Directions. Pictures do not belong in your copy. Repeat all the other data exactly.

:: Material supplied

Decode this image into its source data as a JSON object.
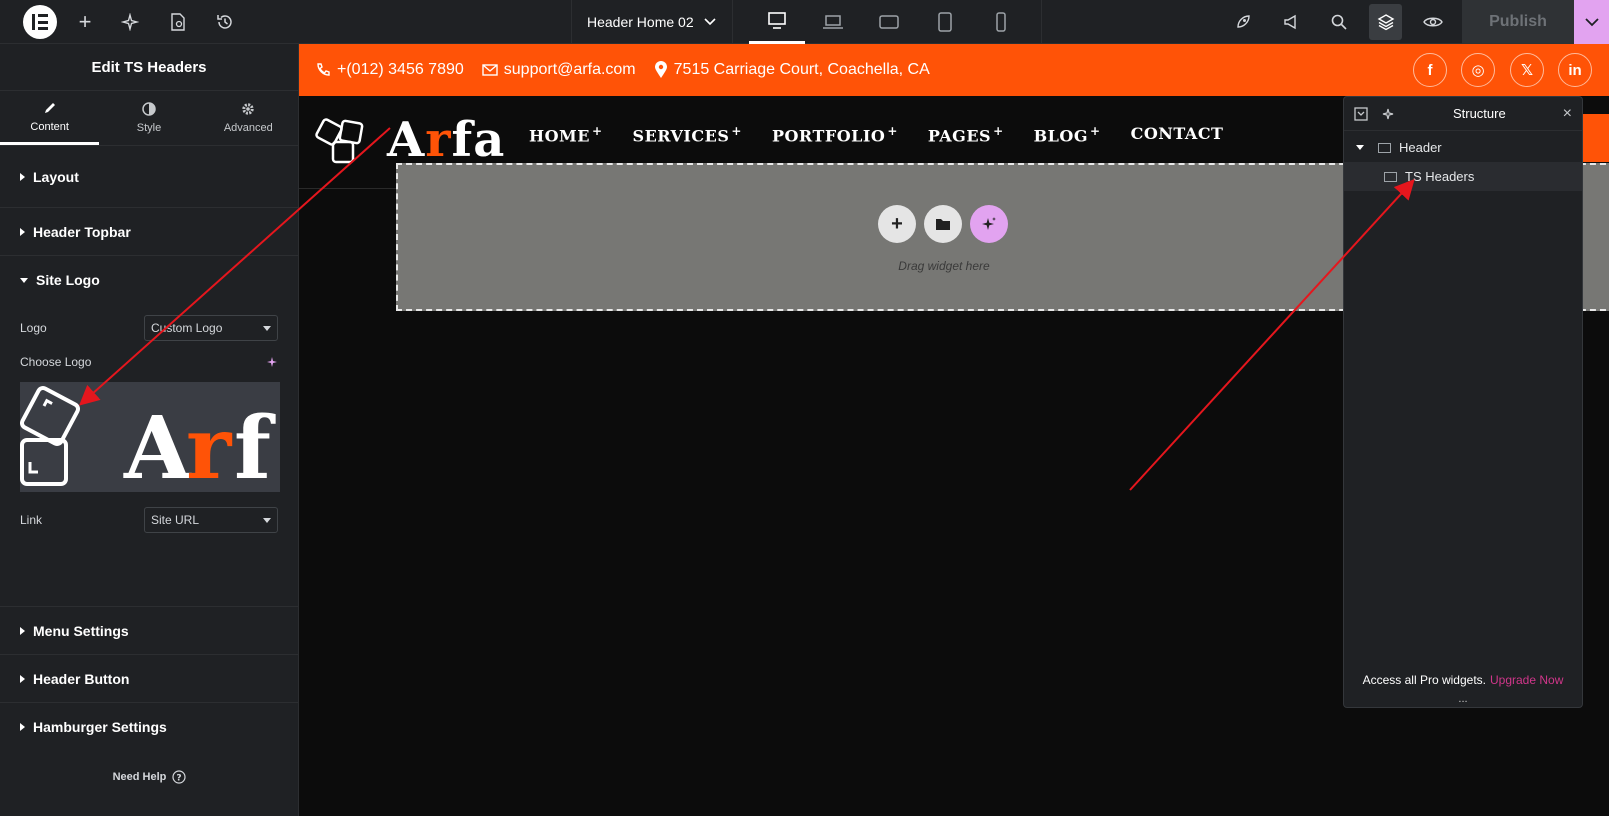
{
  "topbar": {
    "doc_title": "Header Home 02",
    "publish_label": "Publish"
  },
  "panel": {
    "title": "Edit TS Headers",
    "tabs": [
      {
        "label": "Content",
        "icon": "pencil-icon"
      },
      {
        "label": "Style",
        "icon": "contrast-icon"
      },
      {
        "label": "Advanced",
        "icon": "gear-icon"
      }
    ],
    "sections": {
      "layout": "Layout",
      "topbar": "Header Topbar",
      "site_logo": "Site Logo",
      "menu": "Menu Settings",
      "button": "Header Button",
      "hamburger": "Hamburger Settings"
    },
    "logo_label": "Logo",
    "logo_value": "Custom Logo",
    "choose_logo": "Choose Logo",
    "link_label": "Link",
    "link_value": "Site URL",
    "need_help": "Need Help"
  },
  "site": {
    "phone": "+(012) 3456 7890",
    "email": "support@arfa.com",
    "address": "7515 Carriage Court, Coachella, CA",
    "brand_first": "A",
    "brand_accent": "r",
    "brand_rest": "fa",
    "nav": [
      {
        "label": "HOME",
        "plus": "+"
      },
      {
        "label": "SERVICES",
        "plus": "+"
      },
      {
        "label": "PORTFOLIO",
        "plus": "+"
      },
      {
        "label": "PAGES",
        "plus": "+"
      },
      {
        "label": "BLOG",
        "plus": "+"
      },
      {
        "label": "CONTACT",
        "plus": ""
      }
    ],
    "social": [
      {
        "glyph": "f",
        "icon": "facebook-icon"
      },
      {
        "glyph": "◎",
        "icon": "instagram-icon"
      },
      {
        "glyph": "𝕏",
        "icon": "x-icon"
      },
      {
        "glyph": "in",
        "icon": "linkedin-icon"
      }
    ],
    "drop_text": "Drag widget here"
  },
  "structure": {
    "title": "Structure",
    "items": [
      "Header",
      "TS Headers"
    ],
    "footer_text": "Access all Pro widgets.",
    "upgrade": "Upgrade Now",
    "dots": "..."
  },
  "colors": {
    "accent": "#ff5307",
    "ai": "#e2a3f0",
    "upgrade": "#d0368a"
  }
}
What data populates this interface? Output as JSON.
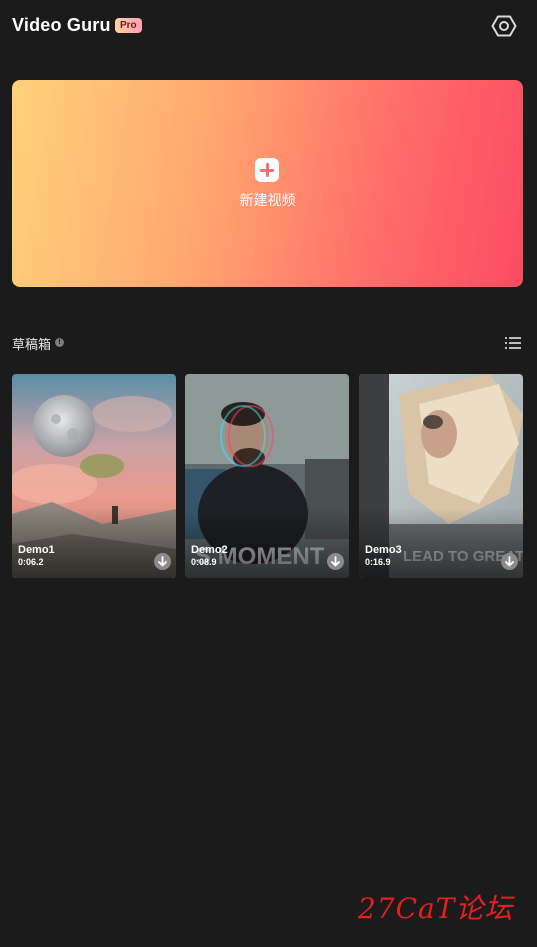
{
  "header": {
    "app_title": "Video Guru",
    "pro_badge": "Pro",
    "settings_icon": "gear-hexagon-icon"
  },
  "new_video": {
    "label": "新建视频",
    "icon": "plus-icon",
    "gradient": [
      "#ffd27c",
      "#ffa46e",
      "#ff6f6a",
      "#fb4b62"
    ]
  },
  "drafts": {
    "title": "草稿箱",
    "info_icon": "info-icon",
    "view_toggle_icon": "list-view-icon",
    "items": [
      {
        "name": "Demo1",
        "duration": "0:06.2",
        "download_icon": "download-icon"
      },
      {
        "name": "Demo2",
        "duration": "0:08.9",
        "download_icon": "download-icon"
      },
      {
        "name": "Demo3",
        "duration": "0:16.9",
        "download_icon": "download-icon"
      }
    ]
  },
  "watermark": "27CaT论坛",
  "colors": {
    "background": "#1b1b1b",
    "accent": "#ff6b73",
    "watermark": "#e32020"
  }
}
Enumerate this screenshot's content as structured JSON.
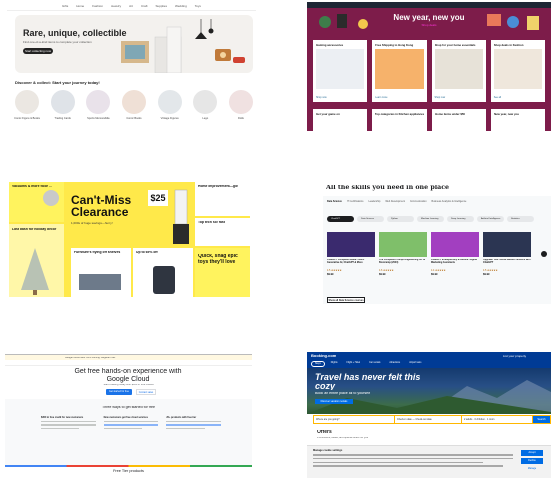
{
  "etsy": {
    "nav": [
      "Gifts",
      "Home",
      "Fashion",
      "Jewelry",
      "Art",
      "Craft",
      "Supplies",
      "Wedding",
      "Toys"
    ],
    "hero_title": "Rare, unique, collectible",
    "hero_sub": "Find one-of-a-kind items to complete your collection",
    "hero_cta": "Start collecting now",
    "journey": "Discover & collect: Start your journey today!",
    "circles": [
      "Comic Figure & Books",
      "Trading Cards",
      "Sports Memorabilia",
      "Comic Books",
      "Vintage Figures",
      "Lego",
      "Dolls"
    ]
  },
  "newyear": {
    "title": "New year, new you",
    "subtitle": "Shop deals",
    "cards": [
      {
        "title": "Gaming accessories",
        "link": "Shop now"
      },
      {
        "title": "Free Shipping to Hong Kong",
        "link": "Learn more"
      },
      {
        "title": "Shop for your home essentials",
        "link": "Shop now"
      },
      {
        "title": "Shop deals in Fashion",
        "link": "See all"
      }
    ],
    "row2": [
      "Get your game on",
      "Top categories in Kitchen appliances",
      "Home items under $50",
      "New year, new you"
    ]
  },
  "clearance": {
    "left_title": "Vacuums & more floor ...",
    "left_dash": "Last dash for holiday decor",
    "big": "Can't-Miss Clearance",
    "big_sub": "1,000s of huge savings—hurry!",
    "price": "$25",
    "home_title": "Home improvement—go!",
    "tech_title": "Top tech so! fast",
    "furniture_title": "Furniture's flying off shelves",
    "upto": "Up to 65% off",
    "toys_title": "Quick, snag epic toys they'll love"
  },
  "skills": {
    "title": "All the skills you need in one place",
    "tabs": [
      "Data Science",
      "IT Certifications",
      "Leadership",
      "Web Development",
      "Communication",
      "Business Analytics & Intelligence"
    ],
    "chips": [
      "ChatGPT",
      "Data Science",
      "Python",
      "Machine Learning",
      "Deep Learning",
      "Artificial Intelligence",
      "Statistics"
    ],
    "cards": [
      {
        "title": "ChatGPT Complete Guide: Learn Generative AI, ChatGPT & More",
        "rating": "4.5 ★★★★★",
        "price": "$9.99"
      },
      {
        "title": "The Complete Prompt Engineering for AI Bootcamp (2024)",
        "rating": "4.6 ★★★★★",
        "price": "$9.99"
      },
      {
        "title": "ChatGPT & Midjourney & Gemini: Digital Marketing Assistants",
        "rating": "4.4 ★★★★★",
        "price": "$9.99"
      },
      {
        "title": "Upgrade Your Social Media Presence with ChatGPT",
        "rating": "4.5 ★★★★★",
        "price": "$9.99"
      }
    ],
    "button": "Show all Data Science courses"
  },
  "gcp": {
    "banner": "Google Cloud Next '24 is coming. Register now.",
    "title": "Get free hands-on experience with Google Cloud",
    "sub": "Start building today with $300 in free credits",
    "btn_primary": "Get started for free",
    "btn_secondary": "Contact sales",
    "section_title": "Three ways to get started for free",
    "cols": [
      "$300 in free credit for new customers",
      "New customers get free cloud services",
      "20+ products with free tier"
    ],
    "free_tier": "Free Tier products"
  },
  "booking": {
    "logo": "Booking.com",
    "cta": "List your property",
    "pills": [
      "Stays",
      "Flights",
      "Flight + Hotel",
      "Car rentals",
      "Attractions",
      "Airport taxis"
    ],
    "h1": "Travel has never felt this cozy",
    "h2": "Book an entire place all to yourself",
    "btn": "Discover vacation rentals",
    "search": [
      "Where are you going?",
      "Check-in date — Check-out date",
      "2 adults · 0 children · 1 room"
    ],
    "search_btn": "Search",
    "offers": "Offers",
    "offers_sub": "Promotions, deals, and special offers for you",
    "cookie_title": "Manage cookie settings",
    "accept": "Accept",
    "decline": "Decline",
    "prefs": "Manage"
  }
}
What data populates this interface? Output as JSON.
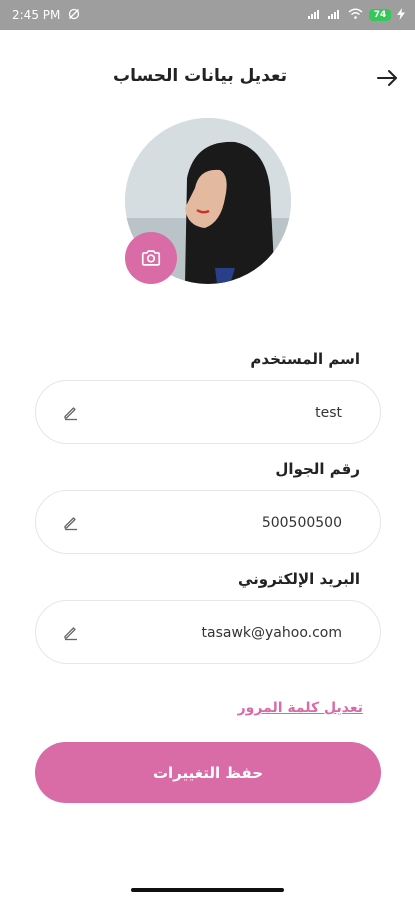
{
  "status_bar": {
    "time": "2:45 PM",
    "battery": "74",
    "icons": [
      "sync-off-icon",
      "signal-icon",
      "wifi-icon",
      "battery-icon",
      "charging-icon"
    ]
  },
  "header": {
    "title": "تعديل بيانات الحساب",
    "back_icon": "arrow-right-icon"
  },
  "profile": {
    "camera_icon": "camera-icon"
  },
  "form": {
    "username_label": "اسم المستخدم",
    "username_value": "test",
    "phone_label": "رقم الجوال",
    "phone_value": "500500500",
    "email_label": "البريد الإلكتروني",
    "email_value": "tasawk@yahoo.com",
    "edit_icon": "pencil-icon"
  },
  "change_password": "تعديل كلمة المرور",
  "save_button": "حفظ التغييرات",
  "colors": {
    "accent": "#d96ba6",
    "status_bar": "#9e9e9e"
  }
}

::::

Written response.
Decode this image into its source data as a JSON object.
{
  "topbar": {
    "doc_title": "Header Home 02",
    "publish_label": "Publish"
  },
  "panel": {
    "title": "Edit TS Headers",
    "tabs": [
      {
        "label": "Content",
        "icon": "pencil-icon"
      },
      {
        "label": "Style",
        "icon": "contrast-icon"
      },
      {
        "label": "Advanced",
        "icon": "gear-icon"
      }
    ],
    "sections": {
      "layout": "Layout",
      "topbar": "Header Topbar",
      "site_logo": "Site Logo",
      "menu": "Menu Settings",
      "button": "Header Button",
      "hamburger": "Hamburger Settings"
    },
    "logo_label": "Logo",
    "logo_value": "Custom Logo",
    "choose_logo": "Choose Logo",
    "link_label": "Link",
    "link_value": "Site URL",
    "need_help": "Need Help"
  },
  "site": {
    "phone": "+(012) 3456 7890",
    "email": "support@arfa.com",
    "address": "7515 Carriage Court, Coachella, CA",
    "brand_first": "A",
    "brand_accent": "r",
    "brand_rest": "fa",
    "nav": [
      {
        "label": "HOME",
        "plus": "+"
      },
      {
        "label": "SERVICES",
        "plus": "+"
      },
      {
        "label": "PORTFOLIO",
        "plus": "+"
      },
      {
        "label": "PAGES",
        "plus": "+"
      },
      {
        "label": "BLOG",
        "plus": "+"
      },
      {
        "label": "CONTACT",
        "plus": ""
      }
    ],
    "social": [
      {
        "glyph": "f",
        "icon": "facebook-icon"
      },
      {
        "glyph": "◎",
        "icon": "instagram-icon"
      },
      {
        "glyph": "𝕏",
        "icon": "x-icon"
      },
      {
        "glyph": "in",
        "icon": "linkedin-icon"
      }
    ],
    "drop_text": "Drag widget here"
  },
  "structure": {
    "title": "Structure",
    "items": [
      "Header",
      "TS Headers"
    ],
    "footer_text": "Access all Pro widgets.",
    "upgrade": "Upgrade Now",
    "dots": "..."
  },
  "colors": {
    "accent": "#ff5307",
    "ai": "#e2a3f0",
    "upgrade": "#d0368a"
  }
}
What data populates this interface? Output as JSON.
{
  "header": {
    "app_title": "Video Guru",
    "pro_badge": "Pro",
    "settings_icon": "gear-hexagon-icon"
  },
  "new_video": {
    "label": "新建视频",
    "icon": "plus-icon",
    "gradient": [
      "#ffd27c",
      "#ffa46e",
      "#ff6f6a",
      "#fb4b62"
    ]
  },
  "drafts": {
    "title": "草稿箱",
    "info_icon": "info-icon",
    "view_toggle_icon": "list-view-icon",
    "items": [
      {
        "name": "Demo1",
        "duration": "0:06.2",
        "download_icon": "download-icon"
      },
      {
        "name": "Demo2",
        "duration": "0:08.9",
        "download_icon": "download-icon"
      },
      {
        "name": "Demo3",
        "duration": "0:16.9",
        "download_icon": "download-icon"
      }
    ]
  },
  "watermark": "27CaT论坛",
  "colors": {
    "background": "#1b1b1b",
    "accent": "#ff6b73",
    "watermark": "#e32020"
  }
}
Enumerate this screenshot's content as structured JSON.
{
  "etsy": {
    "nav": [
      "Gifts",
      "Home",
      "Fashion",
      "Jewelry",
      "Art",
      "Craft",
      "Supplies",
      "Wedding",
      "Toys"
    ],
    "hero_title": "Rare, unique, collectible",
    "hero_sub": "Find one-of-a-kind items to complete your collection",
    "hero_cta": "Start collecting now",
    "journey": "Discover & collect: Start your journey today!",
    "circles": [
      "Comic Figure & Books",
      "Trading Cards",
      "Sports Memorabilia",
      "Comic Books",
      "Vintage Figures",
      "Lego",
      "Dolls"
    ]
  },
  "newyear": {
    "title": "New year, new you",
    "subtitle": "Shop deals",
    "cards": [
      {
        "title": "Gaming accessories",
        "link": "Shop now"
      },
      {
        "title": "Free Shipping to Hong Kong",
        "link": "Learn more"
      },
      {
        "title": "Shop for your home essentials",
        "link": "Shop now"
      },
      {
        "title": "Shop deals in Fashion",
        "link": "See all"
      }
    ],
    "row2": [
      "Get your game on",
      "Top categories in Kitchen appliances",
      "Home items under $50",
      "New year, new you"
    ]
  },
  "clearance": {
    "left_title": "Vacuums & more floor ...",
    "left_dash": "Last dash for holiday decor",
    "big": "Can't-Miss Clearance",
    "big_sub": "1,000s of huge savings—hurry!",
    "price": "$25",
    "home_title": "Home improvement—go!",
    "tech_title": "Top tech so! fast",
    "furniture_title": "Furniture's flying off shelves",
    "upto": "Up to 65% off",
    "toys_title": "Quick, snag epic toys they'll love"
  },
  "skills": {
    "title": "All the skills you need in one place",
    "tabs": [
      "Data Science",
      "IT Certifications",
      "Leadership",
      "Web Development",
      "Communication",
      "Business Analytics & Intelligence"
    ],
    "chips": [
      "ChatGPT",
      "Data Science",
      "Python",
      "Machine Learning",
      "Deep Learning",
      "Artificial Intelligence",
      "Statistics"
    ],
    "cards": [
      {
        "title": "ChatGPT Complete Guide: Learn Generative AI, ChatGPT & More",
        "rating": "4.5 ★★★★★",
        "price": "$9.99"
      },
      {
        "title": "The Complete Prompt Engineering for AI Bootcamp (2024)",
        "rating": "4.6 ★★★★★",
        "price": "$9.99"
      },
      {
        "title": "ChatGPT & Midjourney & Gemini: Digital Marketing Assistants",
        "rating": "4.4 ★★★★★",
        "price": "$9.99"
      },
      {
        "title": "Upgrade Your Social Media Presence with ChatGPT",
        "rating": "4.5 ★★★★★",
        "price": "$9.99"
      }
    ],
    "button": "Show all Data Science courses"
  },
  "gcp": {
    "banner": "Google Cloud Next '24 is coming. Register now.",
    "title": "Get free hands-on experience with Google Cloud",
    "sub": "Start building today with $300 in free credits",
    "btn_primary": "Get started for free",
    "btn_secondary": "Contact sales",
    "section_title": "Three ways to get started for free",
    "cols": [
      "$300 in free credit for new customers",
      "New customers get free cloud services",
      "20+ products with free tier"
    ],
    "free_tier": "Free Tier products"
  },
  "booking": {
    "logo": "Booking.com",
    "cta": "List your property",
    "pills": [
      "Stays",
      "Flights",
      "Flight + Hotel",
      "Car rentals",
      "Attractions",
      "Airport taxis"
    ],
    "h1": "Travel has never felt this cozy",
    "h2": "Book an entire place all to yourself",
    "btn": "Discover vacation rentals",
    "search": [
      "Where are you going?",
      "Check-in date — Check-out date",
      "2 adults · 0 children · 1 room"
    ],
    "search_btn": "Search",
    "offers": "Offers",
    "offers_sub": "Promotions, deals, and special offers for you",
    "cookie_title": "Manage cookie settings",
    "accept": "Accept",
    "decline": "Decline",
    "prefs": "Manage"
  }
}
What data populates this interface? Output as JSON.
{
  "status_bar": {
    "time": "2:45 PM",
    "battery": "74",
    "icons": [
      "sync-off-icon",
      "signal-icon",
      "wifi-icon",
      "battery-icon",
      "charging-icon"
    ]
  },
  "header": {
    "title": "تعديل بيانات الحساب",
    "back_icon": "arrow-right-icon"
  },
  "profile": {
    "camera_icon": "camera-icon"
  },
  "form": {
    "username_label": "اسم المستخدم",
    "username_value": "test",
    "phone_label": "رقم الجوال",
    "phone_value": "500500500",
    "email_label": "البريد الإلكتروني",
    "email_value": "tasawk@yahoo.com",
    "edit_icon": "pencil-icon"
  },
  "change_password": "تعديل كلمة المرور",
  "save_button": "حفظ التغييرات",
  "colors": {
    "accent": "#d96ba6",
    "status_bar": "#9e9e9e"
  }
}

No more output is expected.